*Your goal*:
What you return must be the data below, word for word, without any images.

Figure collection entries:
◇ ◇ ◇ ◇

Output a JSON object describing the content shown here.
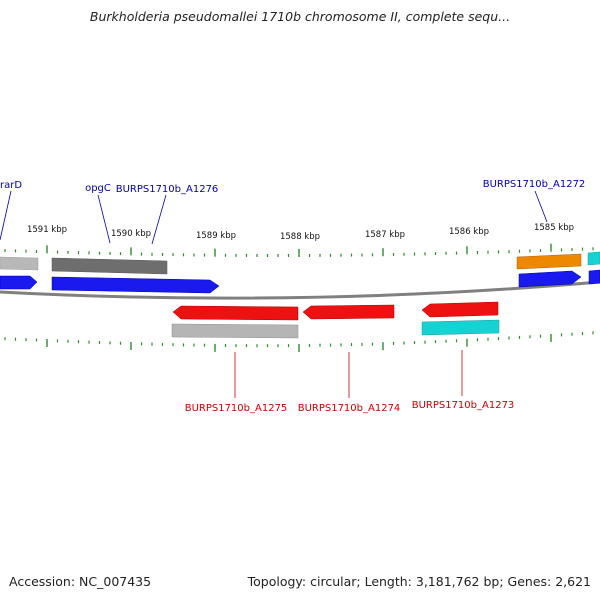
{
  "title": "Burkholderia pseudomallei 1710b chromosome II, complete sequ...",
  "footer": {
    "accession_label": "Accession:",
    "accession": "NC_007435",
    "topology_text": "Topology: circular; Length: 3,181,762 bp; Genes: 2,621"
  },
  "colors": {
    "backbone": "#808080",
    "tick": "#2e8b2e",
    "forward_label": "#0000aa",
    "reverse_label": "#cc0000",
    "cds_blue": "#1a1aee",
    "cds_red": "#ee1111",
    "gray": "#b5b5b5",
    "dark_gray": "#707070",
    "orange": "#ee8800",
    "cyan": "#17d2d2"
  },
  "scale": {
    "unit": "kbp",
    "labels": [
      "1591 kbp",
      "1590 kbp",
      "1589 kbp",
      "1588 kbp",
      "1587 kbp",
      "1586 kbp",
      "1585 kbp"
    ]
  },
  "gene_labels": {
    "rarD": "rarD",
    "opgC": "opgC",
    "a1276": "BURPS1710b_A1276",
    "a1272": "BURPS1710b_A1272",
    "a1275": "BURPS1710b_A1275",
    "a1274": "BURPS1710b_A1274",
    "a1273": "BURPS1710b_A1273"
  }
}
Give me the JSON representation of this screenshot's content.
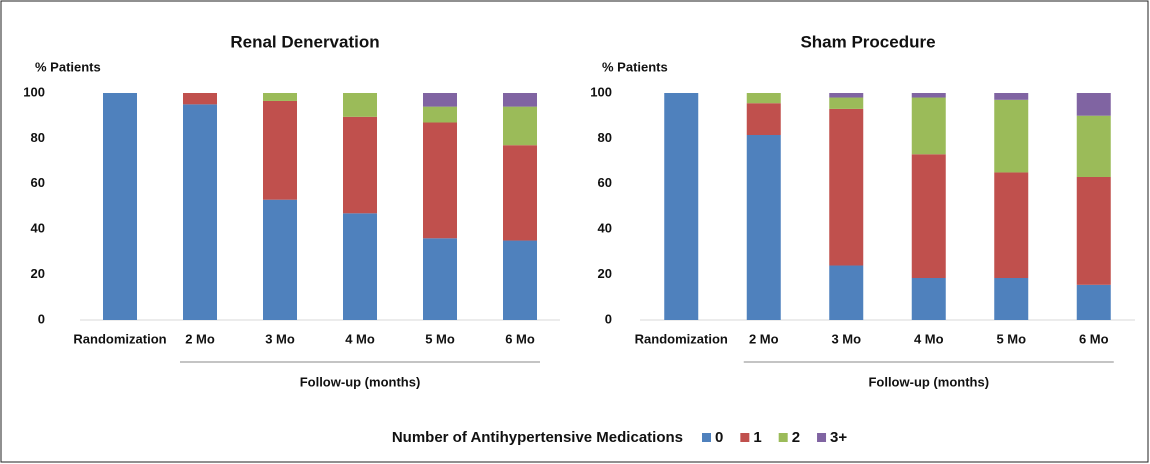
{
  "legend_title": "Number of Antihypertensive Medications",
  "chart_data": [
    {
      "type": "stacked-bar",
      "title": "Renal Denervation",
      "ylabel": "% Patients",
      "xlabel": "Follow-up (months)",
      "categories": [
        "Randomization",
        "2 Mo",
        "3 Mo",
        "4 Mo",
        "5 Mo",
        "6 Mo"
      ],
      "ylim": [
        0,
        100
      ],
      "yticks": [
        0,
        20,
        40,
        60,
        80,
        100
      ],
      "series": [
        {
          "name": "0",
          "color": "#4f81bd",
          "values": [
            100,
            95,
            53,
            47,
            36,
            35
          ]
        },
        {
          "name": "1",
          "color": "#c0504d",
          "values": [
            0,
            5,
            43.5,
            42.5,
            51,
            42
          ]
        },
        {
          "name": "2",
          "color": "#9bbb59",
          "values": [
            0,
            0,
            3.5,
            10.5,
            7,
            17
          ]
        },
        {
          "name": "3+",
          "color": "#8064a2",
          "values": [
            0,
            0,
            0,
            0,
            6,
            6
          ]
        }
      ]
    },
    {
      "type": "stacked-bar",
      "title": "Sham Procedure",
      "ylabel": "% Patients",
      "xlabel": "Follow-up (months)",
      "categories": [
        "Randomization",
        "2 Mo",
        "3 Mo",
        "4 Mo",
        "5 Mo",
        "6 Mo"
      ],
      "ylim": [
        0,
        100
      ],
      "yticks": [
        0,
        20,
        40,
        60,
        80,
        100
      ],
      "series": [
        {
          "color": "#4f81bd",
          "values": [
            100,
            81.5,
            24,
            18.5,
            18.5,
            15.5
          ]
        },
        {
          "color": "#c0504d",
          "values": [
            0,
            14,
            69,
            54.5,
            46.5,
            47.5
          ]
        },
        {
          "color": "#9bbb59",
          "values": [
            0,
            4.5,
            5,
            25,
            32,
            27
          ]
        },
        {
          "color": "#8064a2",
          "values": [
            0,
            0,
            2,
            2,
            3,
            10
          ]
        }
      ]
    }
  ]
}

◇ ◇ ◇ ◇

*Exercise solution*:
Output a JSON object describing the content shown here.
{
  "title": "Burkholderia pseudomallei 1710b chromosome II, complete sequ...",
  "footer": {
    "accession_label": "Accession:",
    "accession": "NC_007435",
    "topology_text": "Topology: circular; Length: 3,181,762 bp; Genes: 2,621"
  },
  "colors": {
    "backbone": "#808080",
    "tick": "#2e8b2e",
    "forward_label": "#0000aa",
    "reverse_label": "#cc0000",
    "cds_blue": "#1a1aee",
    "cds_red": "#ee1111",
    "gray": "#b5b5b5",
    "dark_gray": "#707070",
    "orange": "#ee8800",
    "cyan": "#17d2d2"
  },
  "scale": {
    "unit": "kbp",
    "labels": [
      "1591 kbp",
      "1590 kbp",
      "1589 kbp",
      "1588 kbp",
      "1587 kbp",
      "1586 kbp",
      "1585 kbp"
    ]
  },
  "gene_labels": {
    "rarD": "rarD",
    "opgC": "opgC",
    "a1276": "BURPS1710b_A1276",
    "a1272": "BURPS1710b_A1272",
    "a1275": "BURPS1710b_A1275",
    "a1274": "BURPS1710b_A1274",
    "a1273": "BURPS1710b_A1273"
  }
}
Give me the JSON representation of this screenshot's content.
{
  "legend_title": "Number of Antihypertensive Medications",
  "chart_data": [
    {
      "type": "stacked-bar",
      "title": "Renal Denervation",
      "ylabel": "% Patients",
      "xlabel": "Follow-up (months)",
      "categories": [
        "Randomization",
        "2 Mo",
        "3 Mo",
        "4 Mo",
        "5 Mo",
        "6 Mo"
      ],
      "ylim": [
        0,
        100
      ],
      "yticks": [
        0,
        20,
        40,
        60,
        80,
        100
      ],
      "series": [
        {
          "name": "0",
          "color": "#4f81bd",
          "values": [
            100,
            95,
            53,
            47,
            36,
            35
          ]
        },
        {
          "name": "1",
          "color": "#c0504d",
          "values": [
            0,
            5,
            43.5,
            42.5,
            51,
            42
          ]
        },
        {
          "name": "2",
          "color": "#9bbb59",
          "values": [
            0,
            0,
            3.5,
            10.5,
            7,
            17
          ]
        },
        {
          "name": "3+",
          "color": "#8064a2",
          "values": [
            0,
            0,
            0,
            0,
            6,
            6
          ]
        }
      ]
    },
    {
      "type": "stacked-bar",
      "title": "Sham Procedure",
      "ylabel": "% Patients",
      "xlabel": "Follow-up (months)",
      "categories": [
        "Randomization",
        "2 Mo",
        "3 Mo",
        "4 Mo",
        "5 Mo",
        "6 Mo"
      ],
      "ylim": [
        0,
        100
      ],
      "yticks": [
        0,
        20,
        40,
        60,
        80,
        100
      ],
      "series": [
        {
          "color": "#4f81bd",
          "values": [
            100,
            81.5,
            24,
            18.5,
            18.5,
            15.5
          ]
        },
        {
          "color": "#c0504d",
          "values": [
            0,
            14,
            69,
            54.5,
            46.5,
            47.5
          ]
        },
        {
          "color": "#9bbb59",
          "values": [
            0,
            4.5,
            5,
            25,
            32,
            27
          ]
        },
        {
          "color": "#8064a2",
          "values": [
            0,
            0,
            2,
            2,
            3,
            10
          ]
        }
      ]
    }
  ]
}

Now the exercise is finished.